* _SUPPLIED INFORMATION_
Begin
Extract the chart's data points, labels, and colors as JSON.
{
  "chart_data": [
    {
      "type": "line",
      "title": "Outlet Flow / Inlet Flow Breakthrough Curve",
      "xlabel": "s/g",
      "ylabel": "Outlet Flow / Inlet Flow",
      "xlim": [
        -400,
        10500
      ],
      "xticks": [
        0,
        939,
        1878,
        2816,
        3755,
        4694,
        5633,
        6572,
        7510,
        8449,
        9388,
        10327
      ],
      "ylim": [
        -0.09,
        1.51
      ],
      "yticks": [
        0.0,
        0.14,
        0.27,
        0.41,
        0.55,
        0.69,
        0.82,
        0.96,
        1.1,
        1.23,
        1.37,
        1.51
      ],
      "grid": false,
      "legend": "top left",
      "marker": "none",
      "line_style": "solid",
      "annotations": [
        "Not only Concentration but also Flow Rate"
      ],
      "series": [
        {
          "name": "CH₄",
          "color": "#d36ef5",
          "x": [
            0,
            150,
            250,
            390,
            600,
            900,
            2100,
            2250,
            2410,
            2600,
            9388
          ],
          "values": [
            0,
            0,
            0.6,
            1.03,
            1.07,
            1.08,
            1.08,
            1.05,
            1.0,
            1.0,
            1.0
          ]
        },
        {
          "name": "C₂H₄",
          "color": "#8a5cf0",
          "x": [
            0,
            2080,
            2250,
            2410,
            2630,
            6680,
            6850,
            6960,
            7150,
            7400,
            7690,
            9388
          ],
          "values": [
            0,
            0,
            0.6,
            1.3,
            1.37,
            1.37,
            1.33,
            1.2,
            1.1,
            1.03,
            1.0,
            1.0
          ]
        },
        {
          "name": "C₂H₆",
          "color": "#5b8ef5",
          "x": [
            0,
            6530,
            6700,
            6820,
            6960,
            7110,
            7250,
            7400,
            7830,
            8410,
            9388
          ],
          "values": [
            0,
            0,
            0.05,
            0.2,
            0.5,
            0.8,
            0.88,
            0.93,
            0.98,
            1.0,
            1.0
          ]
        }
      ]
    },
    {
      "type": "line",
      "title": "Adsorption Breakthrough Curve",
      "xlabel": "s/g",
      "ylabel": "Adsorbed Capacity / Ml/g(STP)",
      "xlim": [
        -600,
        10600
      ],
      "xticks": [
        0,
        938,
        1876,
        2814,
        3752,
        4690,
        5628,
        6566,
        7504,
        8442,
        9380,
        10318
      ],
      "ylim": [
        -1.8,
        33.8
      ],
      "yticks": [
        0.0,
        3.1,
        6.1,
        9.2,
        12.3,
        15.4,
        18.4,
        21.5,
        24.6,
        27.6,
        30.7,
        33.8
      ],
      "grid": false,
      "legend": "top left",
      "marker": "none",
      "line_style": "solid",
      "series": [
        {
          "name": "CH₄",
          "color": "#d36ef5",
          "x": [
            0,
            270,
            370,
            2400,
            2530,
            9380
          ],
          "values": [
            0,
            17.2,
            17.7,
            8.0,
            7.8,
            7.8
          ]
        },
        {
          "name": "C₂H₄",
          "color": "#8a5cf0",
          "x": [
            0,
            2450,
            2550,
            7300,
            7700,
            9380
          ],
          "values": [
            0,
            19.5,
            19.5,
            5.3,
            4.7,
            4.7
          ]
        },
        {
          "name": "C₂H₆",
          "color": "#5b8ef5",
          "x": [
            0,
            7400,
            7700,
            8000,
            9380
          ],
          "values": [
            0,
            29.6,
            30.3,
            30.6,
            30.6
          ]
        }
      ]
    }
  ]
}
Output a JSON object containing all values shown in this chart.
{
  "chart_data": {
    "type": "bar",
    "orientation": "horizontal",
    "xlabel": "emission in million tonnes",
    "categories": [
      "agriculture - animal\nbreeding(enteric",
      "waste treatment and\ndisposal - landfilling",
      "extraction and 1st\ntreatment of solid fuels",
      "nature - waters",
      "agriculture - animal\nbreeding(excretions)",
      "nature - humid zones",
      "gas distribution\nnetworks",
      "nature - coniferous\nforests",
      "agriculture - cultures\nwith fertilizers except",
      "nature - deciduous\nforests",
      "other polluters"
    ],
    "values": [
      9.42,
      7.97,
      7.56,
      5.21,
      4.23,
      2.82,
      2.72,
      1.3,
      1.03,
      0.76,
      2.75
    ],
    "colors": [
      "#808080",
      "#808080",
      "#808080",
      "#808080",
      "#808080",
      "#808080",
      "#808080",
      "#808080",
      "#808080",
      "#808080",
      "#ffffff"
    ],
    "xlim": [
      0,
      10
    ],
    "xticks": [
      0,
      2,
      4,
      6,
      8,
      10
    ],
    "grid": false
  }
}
End
* _GIVEN PROBLEM_
Return each entry from the material above exactly as it appears.

* _RESPONSE_
Extract the chart's data points, labels, and colors as JSON.
{
  "chart_data": [
    {
      "type": "line",
      "title": "Outlet Flow / Inlet Flow Breakthrough Curve",
      "xlabel": "s/g",
      "ylabel": "Outlet Flow / Inlet Flow",
      "xlim": [
        -400,
        10500
      ],
      "xticks": [
        0,
        939,
        1878,
        2816,
        3755,
        4694,
        5633,
        6572,
        7510,
        8449,
        9388,
        10327
      ],
      "ylim": [
        -0.09,
        1.51
      ],
      "yticks": [
        0.0,
        0.14,
        0.27,
        0.41,
        0.55,
        0.69,
        0.82,
        0.96,
        1.1,
        1.23,
        1.37,
        1.51
      ],
      "grid": false,
      "legend": "top left",
      "marker": "none",
      "line_style": "solid",
      "annotations": [
        "Not only Concentration but also Flow Rate"
      ],
      "series": [
        {
          "name": "CH₄",
          "color": "#d36ef5",
          "x": [
            0,
            150,
            250,
            390,
            600,
            900,
            2100,
            2250,
            2410,
            2600,
            9388
          ],
          "values": [
            0,
            0,
            0.6,
            1.03,
            1.07,
            1.08,
            1.08,
            1.05,
            1.0,
            1.0,
            1.0
          ]
        },
        {
          "name": "C₂H₄",
          "color": "#8a5cf0",
          "x": [
            0,
            2080,
            2250,
            2410,
            2630,
            6680,
            6850,
            6960,
            7150,
            7400,
            7690,
            9388
          ],
          "values": [
            0,
            0,
            0.6,
            1.3,
            1.37,
            1.37,
            1.33,
            1.2,
            1.1,
            1.03,
            1.0,
            1.0
          ]
        },
        {
          "name": "C₂H₆",
          "color": "#5b8ef5",
          "x": [
            0,
            6530,
            6700,
            6820,
            6960,
            7110,
            7250,
            7400,
            7830,
            8410,
            9388
          ],
          "values": [
            0,
            0,
            0.05,
            0.2,
            0.5,
            0.8,
            0.88,
            0.93,
            0.98,
            1.0,
            1.0
          ]
        }
      ]
    },
    {
      "type": "line",
      "title": "Adsorption Breakthrough Curve",
      "xlabel": "s/g",
      "ylabel": "Adsorbed Capacity / Ml/g(STP)",
      "xlim": [
        -600,
        10600
      ],
      "xticks": [
        0,
        938,
        1876,
        2814,
        3752,
        4690,
        5628,
        6566,
        7504,
        8442,
        9380,
        10318
      ],
      "ylim": [
        -1.8,
        33.8
      ],
      "yticks": [
        0.0,
        3.1,
        6.1,
        9.2,
        12.3,
        15.4,
        18.4,
        21.5,
        24.6,
        27.6,
        30.7,
        33.8
      ],
      "grid": false,
      "legend": "top left",
      "marker": "none",
      "line_style": "solid",
      "series": [
        {
          "name": "CH₄",
          "color": "#d36ef5",
          "x": [
            0,
            270,
            370,
            2400,
            2530,
            9380
          ],
          "values": [
            0,
            17.2,
            17.7,
            8.0,
            7.8,
            7.8
          ]
        },
        {
          "name": "C₂H₄",
          "color": "#8a5cf0",
          "x": [
            0,
            2450,
            2550,
            7300,
            7700,
            9380
          ],
          "values": [
            0,
            19.5,
            19.5,
            5.3,
            4.7,
            4.7
          ]
        },
        {
          "name": "C₂H₆",
          "color": "#5b8ef5",
          "x": [
            0,
            7400,
            7700,
            8000,
            9380
          ],
          "values": [
            0,
            29.6,
            30.3,
            30.6,
            30.6
          ]
        }
      ]
    }
  ]
}
Output a JSON object containing all values shown in this chart.
{
  "chart_data": {
    "type": "bar",
    "orientation": "horizontal",
    "xlabel": "emission in million tonnes",
    "categories": [
      "agriculture - animal\nbreeding(enteric",
      "waste treatment and\ndisposal - landfilling",
      "extraction and 1st\ntreatment of solid fuels",
      "nature - waters",
      "agriculture - animal\nbreeding(excretions)",
      "nature - humid zones",
      "gas distribution\nnetworks",
      "nature - coniferous\nforests",
      "agriculture - cultures\nwith fertilizers except",
      "nature - deciduous\nforests",
      "other polluters"
    ],
    "values": [
      9.42,
      7.97,
      7.56,
      5.21,
      4.23,
      2.82,
      2.72,
      1.3,
      1.03,
      0.76,
      2.75
    ],
    "colors": [
      "#808080",
      "#808080",
      "#808080",
      "#808080",
      "#808080",
      "#808080",
      "#808080",
      "#808080",
      "#808080",
      "#808080",
      "#ffffff"
    ],
    "xlim": [
      0,
      10
    ],
    "xticks": [
      0,
      2,
      4,
      6,
      8,
      10
    ],
    "grid": false
  }
}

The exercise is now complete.